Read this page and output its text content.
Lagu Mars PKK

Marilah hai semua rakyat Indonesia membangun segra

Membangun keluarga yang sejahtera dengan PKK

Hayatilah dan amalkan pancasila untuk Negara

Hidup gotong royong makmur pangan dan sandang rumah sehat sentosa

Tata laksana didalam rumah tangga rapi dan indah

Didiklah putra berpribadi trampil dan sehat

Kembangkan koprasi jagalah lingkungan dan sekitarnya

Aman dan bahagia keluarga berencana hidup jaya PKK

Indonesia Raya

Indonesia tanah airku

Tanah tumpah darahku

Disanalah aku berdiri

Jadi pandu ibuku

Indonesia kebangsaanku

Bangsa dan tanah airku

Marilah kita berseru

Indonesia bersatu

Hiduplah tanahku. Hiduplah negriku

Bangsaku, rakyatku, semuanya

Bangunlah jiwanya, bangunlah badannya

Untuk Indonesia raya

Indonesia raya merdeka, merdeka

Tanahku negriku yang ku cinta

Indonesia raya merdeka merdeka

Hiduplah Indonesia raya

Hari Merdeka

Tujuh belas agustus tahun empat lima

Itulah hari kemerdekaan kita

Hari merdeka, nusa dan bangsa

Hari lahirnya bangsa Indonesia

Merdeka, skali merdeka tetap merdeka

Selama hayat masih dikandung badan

-- THE EXERCISE --
Make an exact copy of every entry.

-- FULL SOLUTION --
Read this page and output its text content.
Lagu Mars PKK

Marilah hai semua rakyat Indonesia membangun segra

Membangun keluarga yang sejahtera dengan PKK

Hayatilah dan amalkan pancasila untuk Negara

Hidup gotong royong makmur pangan dan sandang rumah sehat sentosa

Tata laksana didalam rumah tangga rapi dan indah

Didiklah putra berpribadi trampil dan sehat

Kembangkan koprasi jagalah lingkungan dan sekitarnya

Aman dan bahagia keluarga berencana hidup jaya PKK

Indonesia Raya

Indonesia tanah airku

Tanah tumpah darahku

Disanalah aku berdiri

Jadi pandu ibuku

Indonesia kebangsaanku

Bangsa dan tanah airku

Marilah kita berseru

Indonesia bersatu

Hiduplah tanahku. Hiduplah negriku

Bangsaku, rakyatku, semuanya

Bangunlah jiwanya, bangunlah badannya

Untuk Indonesia raya

Indonesia raya merdeka, merdeka

Tanahku negriku yang ku cinta

Indonesia raya merdeka merdeka

Hiduplah Indonesia raya

Hari Merdeka

Tujuh belas agustus tahun empat lima

Itulah hari kemerdekaan kita

Hari merdeka, nusa dan bangsa

Hari lahirnya bangsa Indonesia

Merdeka, skali merdeka tetap merdeka

Selama hayat masih dikandung badan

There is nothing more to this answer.